Exercise goal: Can you retype the records from the very first line through the line containing "y2-tick-label: 80% [954, 172, 983, 184]", including both of those lines, keeping every character unchanged?

Extracted data:
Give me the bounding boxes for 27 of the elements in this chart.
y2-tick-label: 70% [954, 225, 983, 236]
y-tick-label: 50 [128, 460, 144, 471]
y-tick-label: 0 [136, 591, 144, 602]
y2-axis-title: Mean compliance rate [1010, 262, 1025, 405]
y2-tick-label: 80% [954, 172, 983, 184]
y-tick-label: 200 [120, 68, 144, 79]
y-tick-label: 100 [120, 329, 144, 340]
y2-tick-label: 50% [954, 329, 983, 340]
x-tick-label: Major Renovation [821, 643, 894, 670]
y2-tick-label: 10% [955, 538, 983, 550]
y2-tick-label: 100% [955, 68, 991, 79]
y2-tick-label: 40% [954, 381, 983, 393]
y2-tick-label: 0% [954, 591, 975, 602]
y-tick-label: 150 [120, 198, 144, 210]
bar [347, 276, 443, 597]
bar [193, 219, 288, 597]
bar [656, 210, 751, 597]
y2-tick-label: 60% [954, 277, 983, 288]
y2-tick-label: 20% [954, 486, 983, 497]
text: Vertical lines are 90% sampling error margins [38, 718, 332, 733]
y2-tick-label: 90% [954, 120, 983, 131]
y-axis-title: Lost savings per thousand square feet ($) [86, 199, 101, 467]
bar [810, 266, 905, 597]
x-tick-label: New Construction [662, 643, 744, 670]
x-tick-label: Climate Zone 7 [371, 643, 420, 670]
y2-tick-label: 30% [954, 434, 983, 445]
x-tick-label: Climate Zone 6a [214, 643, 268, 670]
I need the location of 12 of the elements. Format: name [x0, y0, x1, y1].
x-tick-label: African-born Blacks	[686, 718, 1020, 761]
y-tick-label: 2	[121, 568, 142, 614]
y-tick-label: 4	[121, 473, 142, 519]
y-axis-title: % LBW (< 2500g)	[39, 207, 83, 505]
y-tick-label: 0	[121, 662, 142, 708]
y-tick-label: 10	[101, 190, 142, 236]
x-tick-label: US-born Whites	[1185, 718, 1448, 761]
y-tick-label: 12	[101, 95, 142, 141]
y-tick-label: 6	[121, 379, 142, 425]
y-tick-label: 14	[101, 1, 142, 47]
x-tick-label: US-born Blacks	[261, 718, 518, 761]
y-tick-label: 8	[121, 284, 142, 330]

Reply to the task:
Give me the bounding boxes for 27 of the elements in this chart.
y2-tick-label: 70% [954, 225, 983, 236]
y-tick-label: 50 [128, 460, 144, 471]
y-tick-label: 0 [136, 591, 144, 602]
y2-axis-title: Mean compliance rate [1010, 262, 1025, 405]
y2-tick-label: 80% [954, 172, 983, 184]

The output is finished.